Work instructions:
From the listing below, pull out all lines with "screenshot" in them.

Exercise inputs:
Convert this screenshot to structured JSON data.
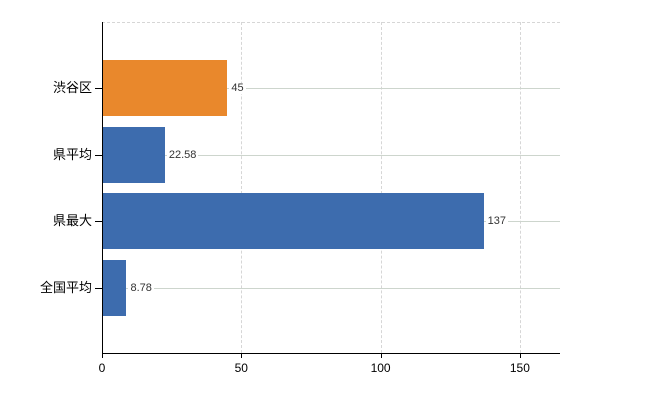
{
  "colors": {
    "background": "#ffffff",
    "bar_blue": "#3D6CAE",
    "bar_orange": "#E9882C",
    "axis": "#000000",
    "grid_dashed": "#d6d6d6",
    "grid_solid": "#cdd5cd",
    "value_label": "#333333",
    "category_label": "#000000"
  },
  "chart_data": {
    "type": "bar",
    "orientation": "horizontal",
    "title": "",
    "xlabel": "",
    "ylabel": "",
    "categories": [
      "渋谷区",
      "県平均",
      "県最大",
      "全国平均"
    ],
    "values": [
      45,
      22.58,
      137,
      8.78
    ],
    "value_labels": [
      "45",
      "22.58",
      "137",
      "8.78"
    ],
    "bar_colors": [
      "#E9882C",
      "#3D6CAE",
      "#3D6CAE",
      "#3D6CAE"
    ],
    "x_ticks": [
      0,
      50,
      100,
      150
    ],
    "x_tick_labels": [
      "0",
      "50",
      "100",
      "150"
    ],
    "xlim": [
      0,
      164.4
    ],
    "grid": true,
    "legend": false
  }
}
--
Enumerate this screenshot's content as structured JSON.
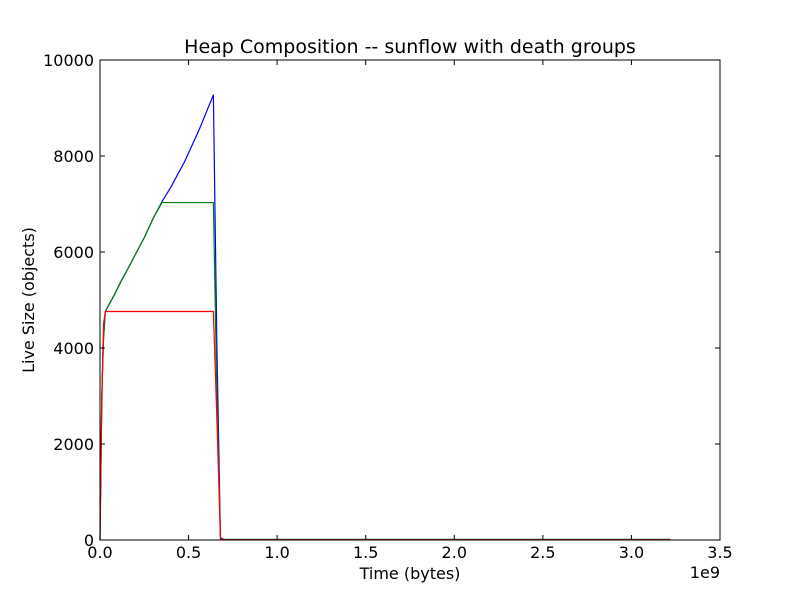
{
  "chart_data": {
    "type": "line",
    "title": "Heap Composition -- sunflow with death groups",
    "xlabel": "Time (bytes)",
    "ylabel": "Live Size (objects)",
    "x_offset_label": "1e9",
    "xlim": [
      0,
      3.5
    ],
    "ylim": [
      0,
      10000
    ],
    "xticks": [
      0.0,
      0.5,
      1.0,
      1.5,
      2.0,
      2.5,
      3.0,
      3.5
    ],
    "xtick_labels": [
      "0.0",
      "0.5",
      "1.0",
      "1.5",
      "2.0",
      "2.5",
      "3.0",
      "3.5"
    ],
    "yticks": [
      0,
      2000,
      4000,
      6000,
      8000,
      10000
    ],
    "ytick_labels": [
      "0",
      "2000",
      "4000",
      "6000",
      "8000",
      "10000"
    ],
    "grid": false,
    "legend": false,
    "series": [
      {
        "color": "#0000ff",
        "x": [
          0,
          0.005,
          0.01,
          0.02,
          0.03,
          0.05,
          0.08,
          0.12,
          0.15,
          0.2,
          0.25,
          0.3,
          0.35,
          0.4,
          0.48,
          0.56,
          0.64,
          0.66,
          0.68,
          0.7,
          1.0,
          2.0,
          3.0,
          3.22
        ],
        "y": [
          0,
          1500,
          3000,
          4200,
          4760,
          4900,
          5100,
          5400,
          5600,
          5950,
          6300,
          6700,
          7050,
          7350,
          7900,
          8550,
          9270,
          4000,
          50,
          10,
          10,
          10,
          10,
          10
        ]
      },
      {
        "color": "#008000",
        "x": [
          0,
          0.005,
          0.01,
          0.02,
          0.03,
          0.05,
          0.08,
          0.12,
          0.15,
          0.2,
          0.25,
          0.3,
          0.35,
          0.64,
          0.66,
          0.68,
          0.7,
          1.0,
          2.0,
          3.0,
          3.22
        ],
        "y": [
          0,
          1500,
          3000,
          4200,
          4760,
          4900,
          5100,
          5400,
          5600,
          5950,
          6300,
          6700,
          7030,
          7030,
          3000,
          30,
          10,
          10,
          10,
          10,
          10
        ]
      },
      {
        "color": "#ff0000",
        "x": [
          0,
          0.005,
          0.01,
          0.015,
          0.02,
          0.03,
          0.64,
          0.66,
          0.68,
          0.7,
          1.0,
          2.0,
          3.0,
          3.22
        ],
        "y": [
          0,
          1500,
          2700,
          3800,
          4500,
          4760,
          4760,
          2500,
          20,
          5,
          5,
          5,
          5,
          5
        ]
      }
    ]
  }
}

Completed task:
Convert this screenshot to structured JSON data.
Enumerate this screenshot's content as structured JSON.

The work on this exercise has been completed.